◆ Supplied records:
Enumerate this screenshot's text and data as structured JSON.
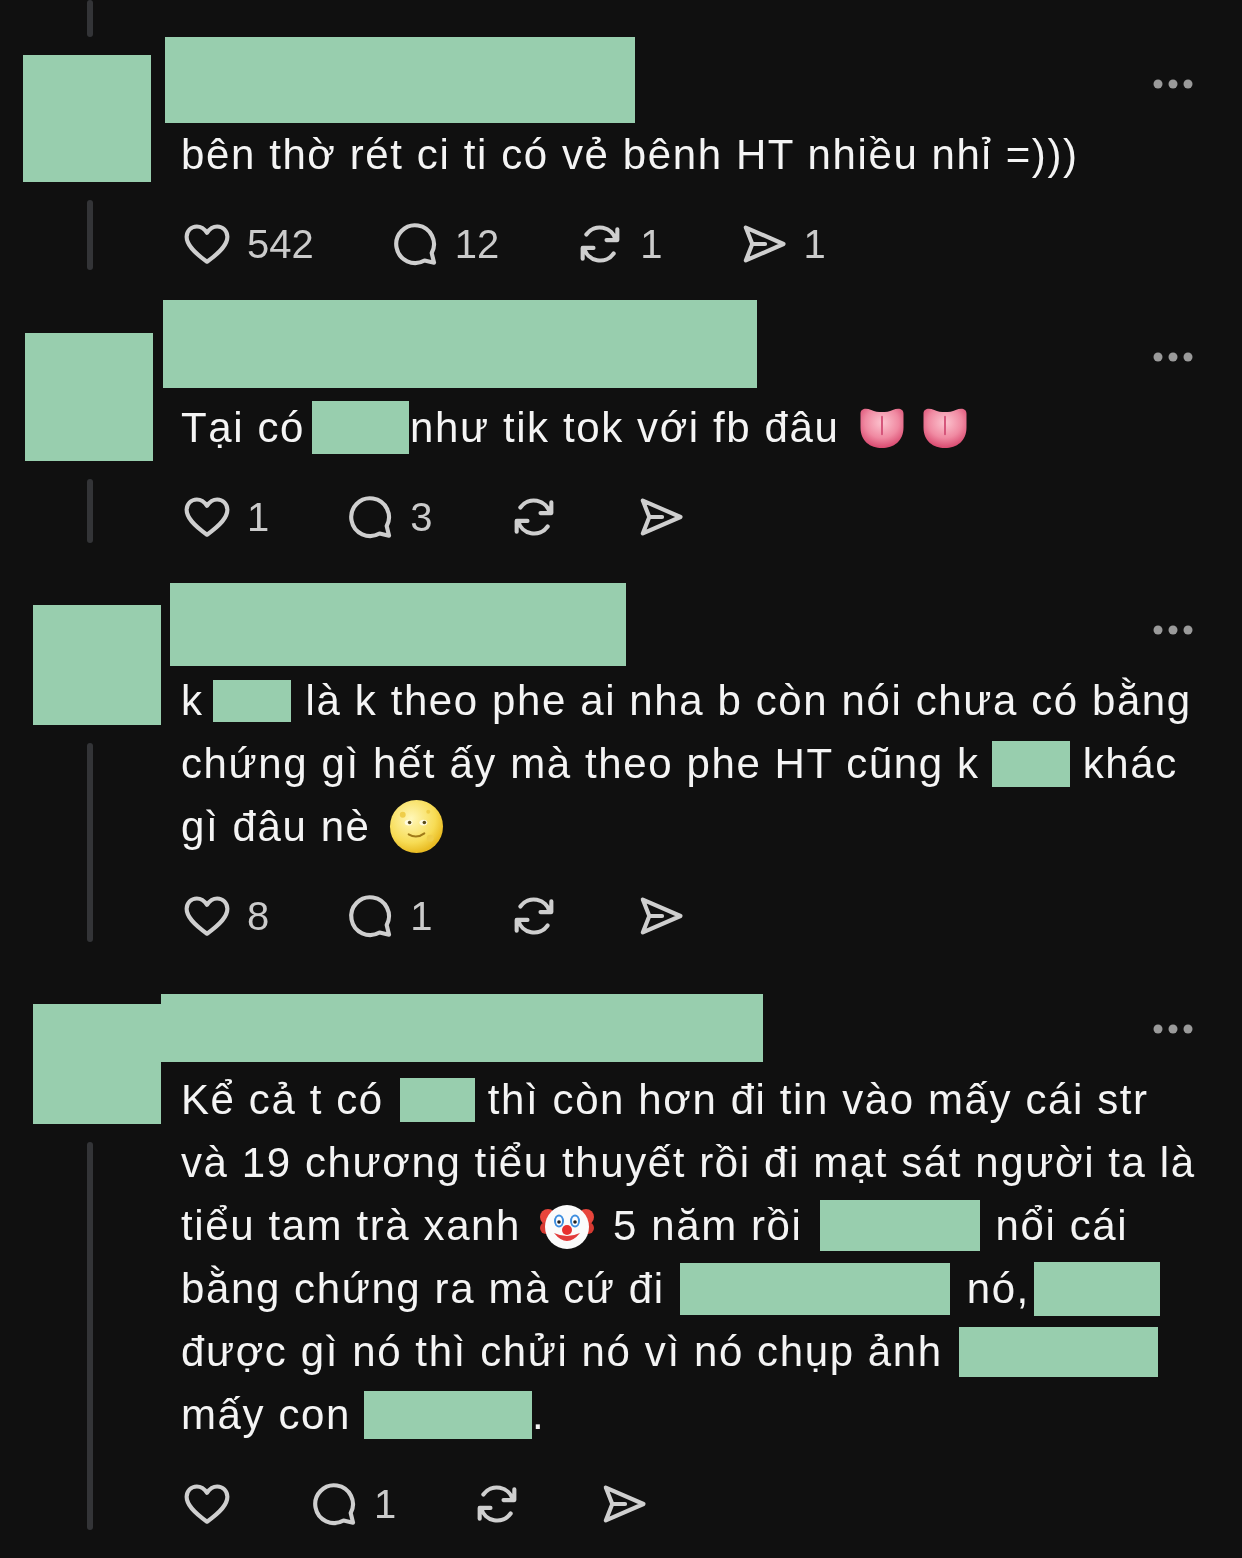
{
  "comments": [
    {
      "avatar": {
        "kind": "redacted"
      },
      "author": {
        "kind": "redacted"
      },
      "lines": [
        [
          {
            "kind": "text",
            "text": "bên thờ rét ci ti có vẻ bênh HT nhiều nhỉ =)))"
          }
        ]
      ],
      "actions": [
        {
          "kind": "like",
          "count": "542"
        },
        {
          "kind": "reply",
          "count": "12"
        },
        {
          "kind": "repost",
          "count": "1"
        },
        {
          "kind": "share",
          "count": "1"
        }
      ]
    },
    {
      "avatar": {
        "kind": "redacted"
      },
      "author": {
        "kind": "redacted"
      },
      "lines": [
        [
          {
            "kind": "text",
            "text": "Tại có"
          },
          {
            "kind": "redacted"
          },
          {
            "kind": "text",
            "text": "như tik tok với fb đâu"
          },
          {
            "kind": "tongue"
          },
          {
            "kind": "tongue"
          }
        ]
      ],
      "actions": [
        {
          "kind": "like",
          "count": "1"
        },
        {
          "kind": "reply",
          "count": "3"
        },
        {
          "kind": "repost"
        },
        {
          "kind": "share"
        }
      ]
    },
    {
      "avatar": {
        "kind": "redacted"
      },
      "author": {
        "kind": "redacted"
      },
      "lines": [
        [
          {
            "kind": "text",
            "text": "k"
          },
          {
            "kind": "redacted"
          },
          {
            "kind": "text",
            "text": "là k theo phe ai nha b còn nói chưa có bằng"
          }
        ],
        [
          {
            "kind": "text",
            "text": "chứng gì hết ấy mà theo phe HT cũng k"
          },
          {
            "kind": "redacted"
          },
          {
            "kind": "text",
            "text": "khác"
          }
        ],
        [
          {
            "kind": "text",
            "text": "gì đâu nè"
          },
          {
            "kind": "moon_face"
          }
        ]
      ],
      "actions": [
        {
          "kind": "like",
          "count": "8"
        },
        {
          "kind": "reply",
          "count": "1"
        },
        {
          "kind": "repost"
        },
        {
          "kind": "share"
        }
      ]
    },
    {
      "avatar": {
        "kind": "redacted"
      },
      "author": {
        "kind": "redacted"
      },
      "lines": [
        [
          {
            "kind": "text",
            "text": "Kể cả t có"
          },
          {
            "kind": "redacted"
          },
          {
            "kind": "text",
            "text": "thì còn hơn đi tin vào mấy cái str"
          }
        ],
        [
          {
            "kind": "text",
            "text": "và 19 chương tiểu thuyết rồi đi mạt sát người ta là"
          }
        ],
        [
          {
            "kind": "text",
            "text": "tiểu tam trà xanh"
          },
          {
            "kind": "clown_face"
          },
          {
            "kind": "text",
            "text": "5 năm rồi"
          },
          {
            "kind": "redacted"
          },
          {
            "kind": "text",
            "text": "nổi cái"
          }
        ],
        [
          {
            "kind": "text",
            "text": "bằng chứng ra mà cứ đi"
          },
          {
            "kind": "redacted"
          },
          {
            "kind": "text",
            "text": "nó,"
          },
          {
            "kind": "redacted"
          }
        ],
        [
          {
            "kind": "text",
            "text": "được gì nó thì chửi nó vì nó chụp ảnh"
          },
          {
            "kind": "redacted"
          }
        ],
        [
          {
            "kind": "text",
            "text": "mấy con"
          },
          {
            "kind": "redacted"
          },
          {
            "kind": "text",
            "text": "."
          }
        ]
      ],
      "actions": [
        {
          "kind": "like"
        },
        {
          "kind": "reply",
          "count": "1"
        },
        {
          "kind": "repost"
        },
        {
          "kind": "share"
        }
      ]
    }
  ]
}
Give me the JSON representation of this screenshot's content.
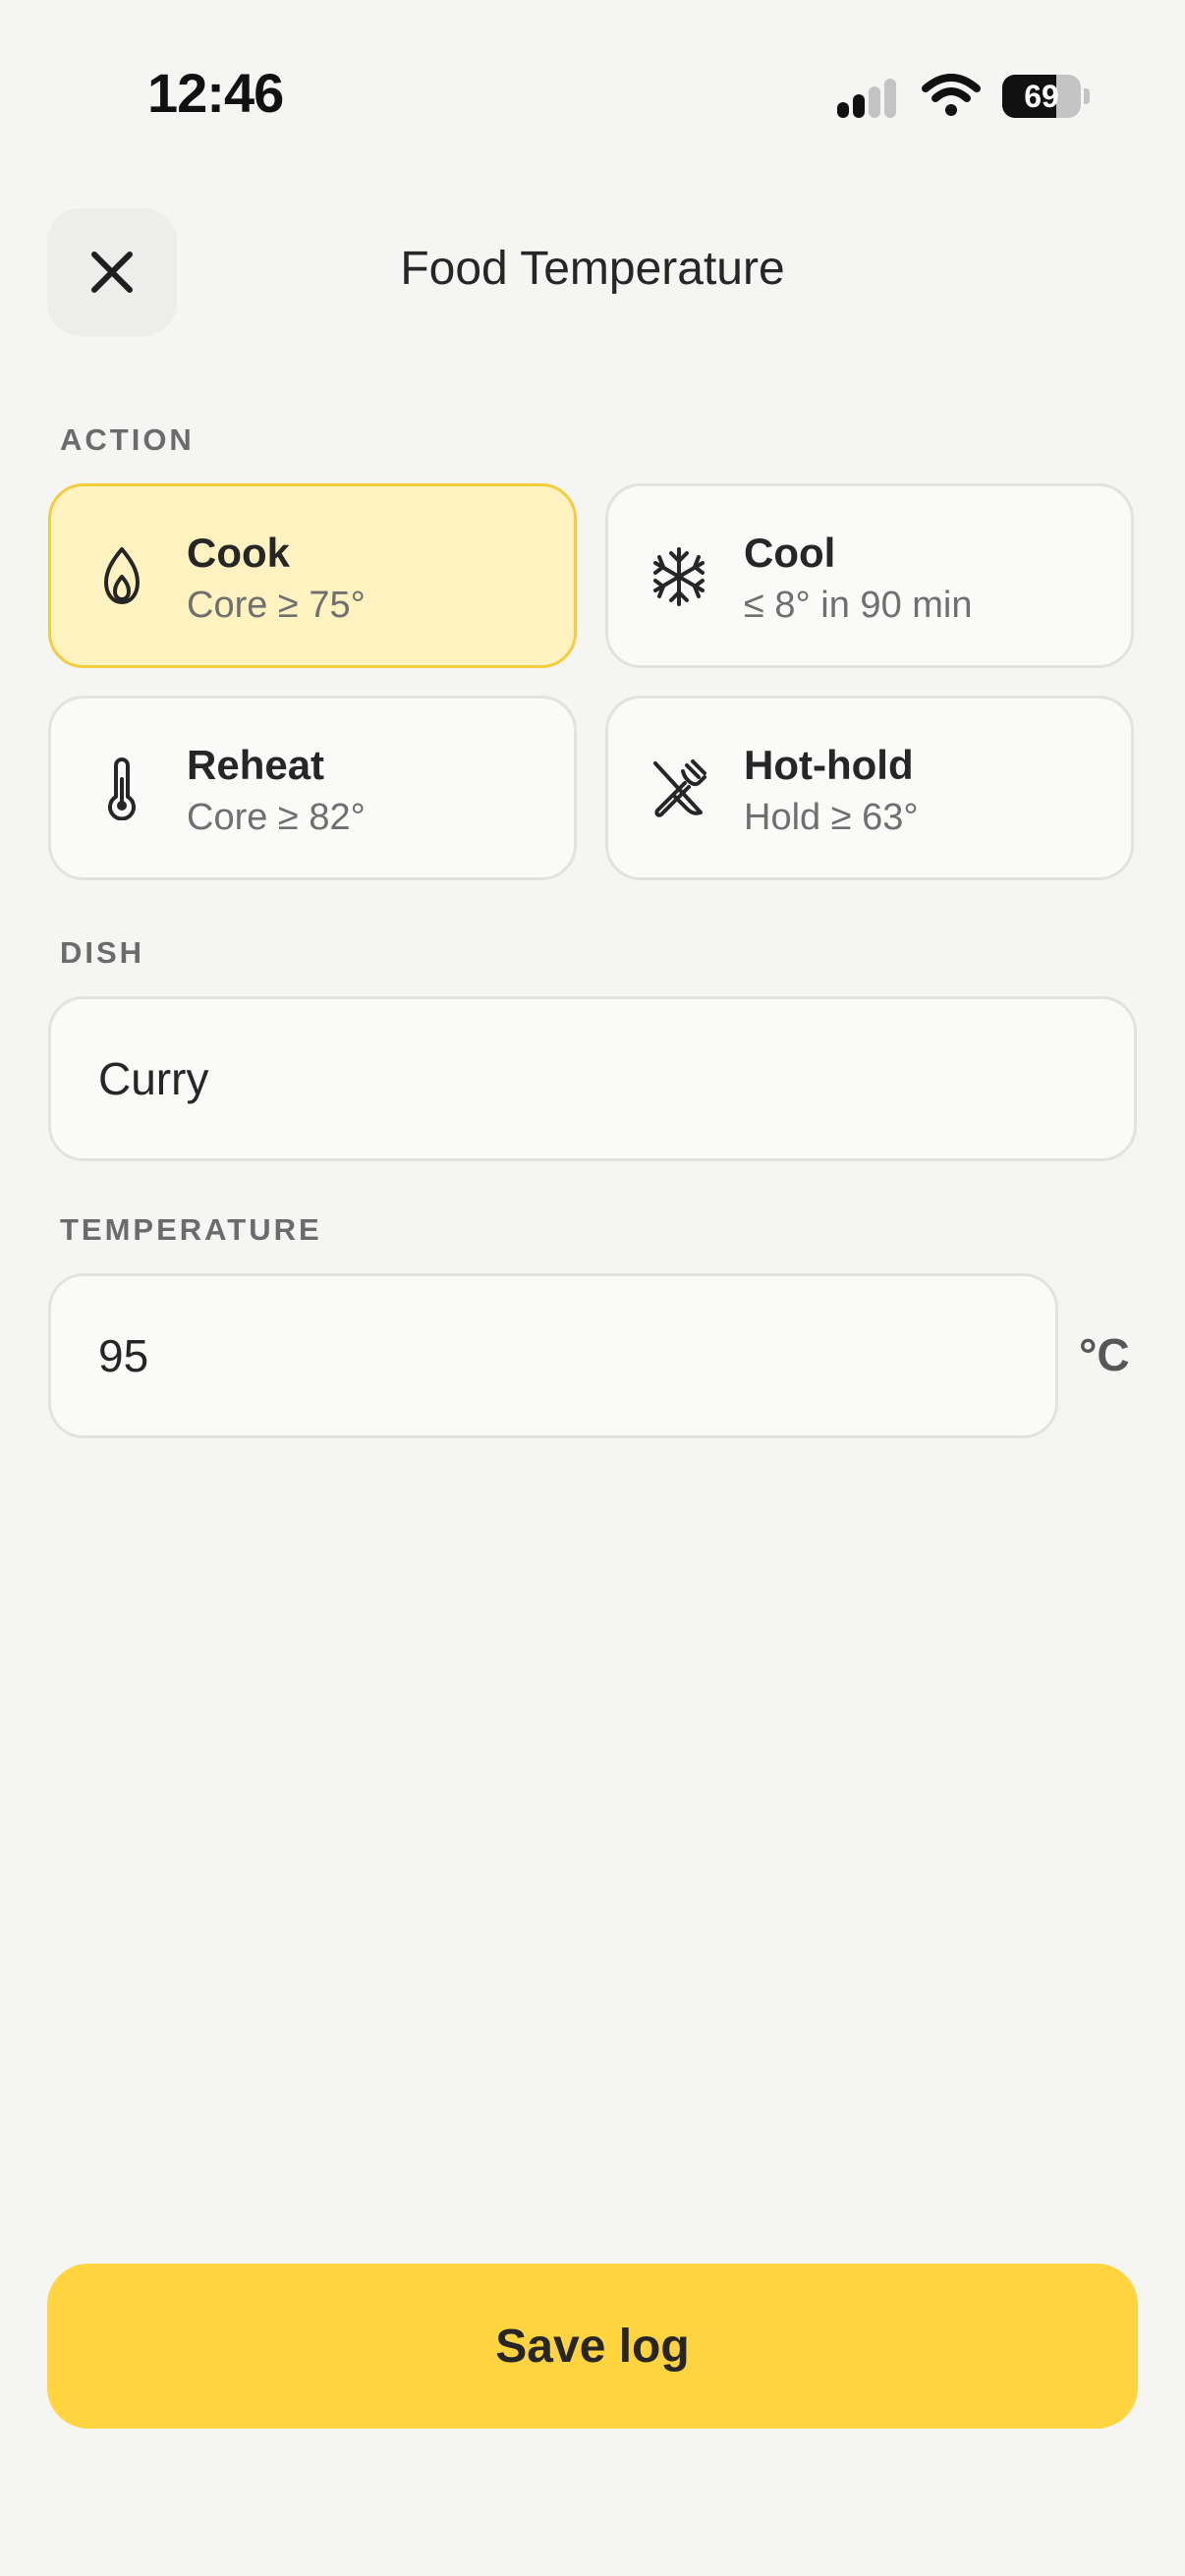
{
  "status_bar": {
    "time": "12:46",
    "battery_level": 69,
    "battery_text": "69",
    "signal_bars_active": 2,
    "icons": [
      "cellular-signal-icon",
      "wifi-icon",
      "battery-icon"
    ]
  },
  "header": {
    "title": "Food Temperature",
    "close_icon": "close-icon"
  },
  "action_section": {
    "label": "ACTION",
    "selected": "cook",
    "options": [
      {
        "id": "cook",
        "icon": "flame-icon",
        "title": "Cook",
        "subtitle": "Core ≥ 75°"
      },
      {
        "id": "cool",
        "icon": "snowflake-icon",
        "title": "Cool",
        "subtitle": "≤ 8° in 90 min"
      },
      {
        "id": "reheat",
        "icon": "thermometer-icon",
        "title": "Reheat",
        "subtitle": "Core ≥ 82°"
      },
      {
        "id": "hot-hold",
        "icon": "utensils-icon",
        "title": "Hot-hold",
        "subtitle": "Hold ≥ 63°"
      }
    ]
  },
  "dish_section": {
    "label": "DISH",
    "value": "Curry"
  },
  "temperature_section": {
    "label": "TEMPERATURE",
    "value": "95",
    "unit": "°C"
  },
  "footer": {
    "save_label": "Save log"
  },
  "colors": {
    "background": "#f5f5f3",
    "accent": "#ffd43f",
    "selected_card": "#fef3c0",
    "selected_border": "#f5cc3b",
    "text": "#262626",
    "muted_text": "#6f6f6f"
  }
}
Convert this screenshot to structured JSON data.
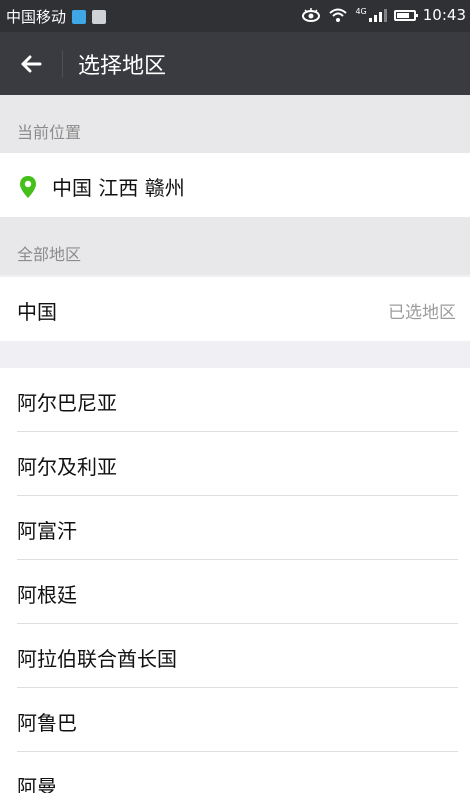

◆ Aim of the task:
Every entry must be written out exactly, with all pictures left out.

◆ Exercise output:
Enumerate this screenshot's text and data as structured JSON.
{
  "comments": [
    {
      "avatar": {
        "kind": "redacted"
      },
      "author": {
        "kind": "redacted"
      },
      "lines": [
        [
          {
            "kind": "text",
            "text": "bên thờ rét ci ti có vẻ bênh HT nhiều nhỉ =)))"
          }
        ]
      ],
      "actions": [
        {
          "kind": "like",
          "count": "542"
        },
        {
          "kind": "reply",
          "count": "12"
        },
        {
          "kind": "repost",
          "count": "1"
        },
        {
          "kind": "share",
          "count": "1"
        }
      ]
    },
    {
      "avatar": {
        "kind": "redacted"
      },
      "author": {
        "kind": "redacted"
      },
      "lines": [
        [
          {
            "kind": "text",
            "text": "Tại có"
          },
          {
            "kind": "redacted"
          },
          {
            "kind": "text",
            "text": "như tik tok với fb đâu"
          },
          {
            "kind": "tongue"
          },
          {
            "kind": "tongue"
          }
        ]
      ],
      "actions": [
        {
          "kind": "like",
          "count": "1"
        },
        {
          "kind": "reply",
          "count": "3"
        },
        {
          "kind": "repost"
        },
        {
          "kind": "share"
        }
      ]
    },
    {
      "avatar": {
        "kind": "redacted"
      },
      "author": {
        "kind": "redacted"
      },
      "lines": [
        [
          {
            "kind": "text",
            "text": "k"
          },
          {
            "kind": "redacted"
          },
          {
            "kind": "text",
            "text": "là k theo phe ai nha b còn nói chưa có bằng"
          }
        ],
        [
          {
            "kind": "text",
            "text": "chứng gì hết ấy mà theo phe HT cũng k"
          },
          {
            "kind": "redacted"
          },
          {
            "kind": "text",
            "text": "khác"
          }
        ],
        [
          {
            "kind": "text",
            "text": "gì đâu nè"
          },
          {
            "kind": "moon_face"
          }
        ]
      ],
      "actions": [
        {
          "kind": "like",
          "count": "8"
        },
        {
          "kind": "reply",
          "count": "1"
        },
        {
          "kind": "repost"
        },
        {
          "kind": "share"
        }
      ]
    },
    {
      "avatar": {
        "kind": "redacted"
      },
      "author": {
        "kind": "redacted"
      },
      "lines": [
        [
          {
            "kind": "text",
            "text": "Kể cả t có"
          },
          {
            "kind": "redacted"
          },
          {
            "kind": "text",
            "text": "thì còn hơn đi tin vào mấy cái str"
          }
        ],
        [
          {
            "kind": "text",
            "text": "và 19 chương tiểu thuyết rồi đi mạt sát người ta là"
          }
        ],
        [
          {
            "kind": "text",
            "text": "tiểu tam trà xanh"
          },
          {
            "kind": "clown_face"
          },
          {
            "kind": "text",
            "text": "5 năm rồi"
          },
          {
            "kind": "redacted"
          },
          {
            "kind": "text",
            "text": "nổi cái"
          }
        ],
        [
          {
            "kind": "text",
            "text": "bằng chứng ra mà cứ đi"
          },
          {
            "kind": "redacted"
          },
          {
            "kind": "text",
            "text": "nó,"
          },
          {
            "kind": "redacted"
          }
        ],
        [
          {
            "kind": "text",
            "text": "được gì nó thì chửi nó vì nó chụp ảnh"
          },
          {
            "kind": "redacted"
          }
        ],
        [
          {
            "kind": "text",
            "text": "mấy con"
          },
          {
            "kind": "redacted"
          },
          {
            "kind": "text",
            "text": "."
          }
        ]
      ],
      "actions": [
        {
          "kind": "like"
        },
        {
          "kind": "reply",
          "count": "1"
        },
        {
          "kind": "repost"
        },
        {
          "kind": "share"
        }
      ]
    }
  ]
}
Give me the JSON representation of this screenshot's content.
{
  "status_bar": {
    "time": "12:46",
    "battery_level": 69,
    "battery_text": "69",
    "signal_bars_active": 2,
    "icons": [
      "cellular-signal-icon",
      "wifi-icon",
      "battery-icon"
    ]
  },
  "header": {
    "title": "Food Temperature",
    "close_icon": "close-icon"
  },
  "action_section": {
    "label": "ACTION",
    "selected": "cook",
    "options": [
      {
        "id": "cook",
        "icon": "flame-icon",
        "title": "Cook",
        "subtitle": "Core ≥ 75°"
      },
      {
        "id": "cool",
        "icon": "snowflake-icon",
        "title": "Cool",
        "subtitle": "≤ 8° in 90 min"
      },
      {
        "id": "reheat",
        "icon": "thermometer-icon",
        "title": "Reheat",
        "subtitle": "Core ≥ 82°"
      },
      {
        "id": "hot-hold",
        "icon": "utensils-icon",
        "title": "Hot-hold",
        "subtitle": "Hold ≥ 63°"
      }
    ]
  },
  "dish_section": {
    "label": "DISH",
    "value": "Curry"
  },
  "temperature_section": {
    "label": "TEMPERATURE",
    "value": "95",
    "unit": "°C"
  },
  "footer": {
    "save_label": "Save log"
  },
  "colors": {
    "background": "#f5f5f3",
    "accent": "#ffd43f",
    "selected_card": "#fef3c0",
    "selected_border": "#f5cc3b",
    "text": "#262626",
    "muted_text": "#6f6f6f"
  }
}
Convert this screenshot to structured JSON data.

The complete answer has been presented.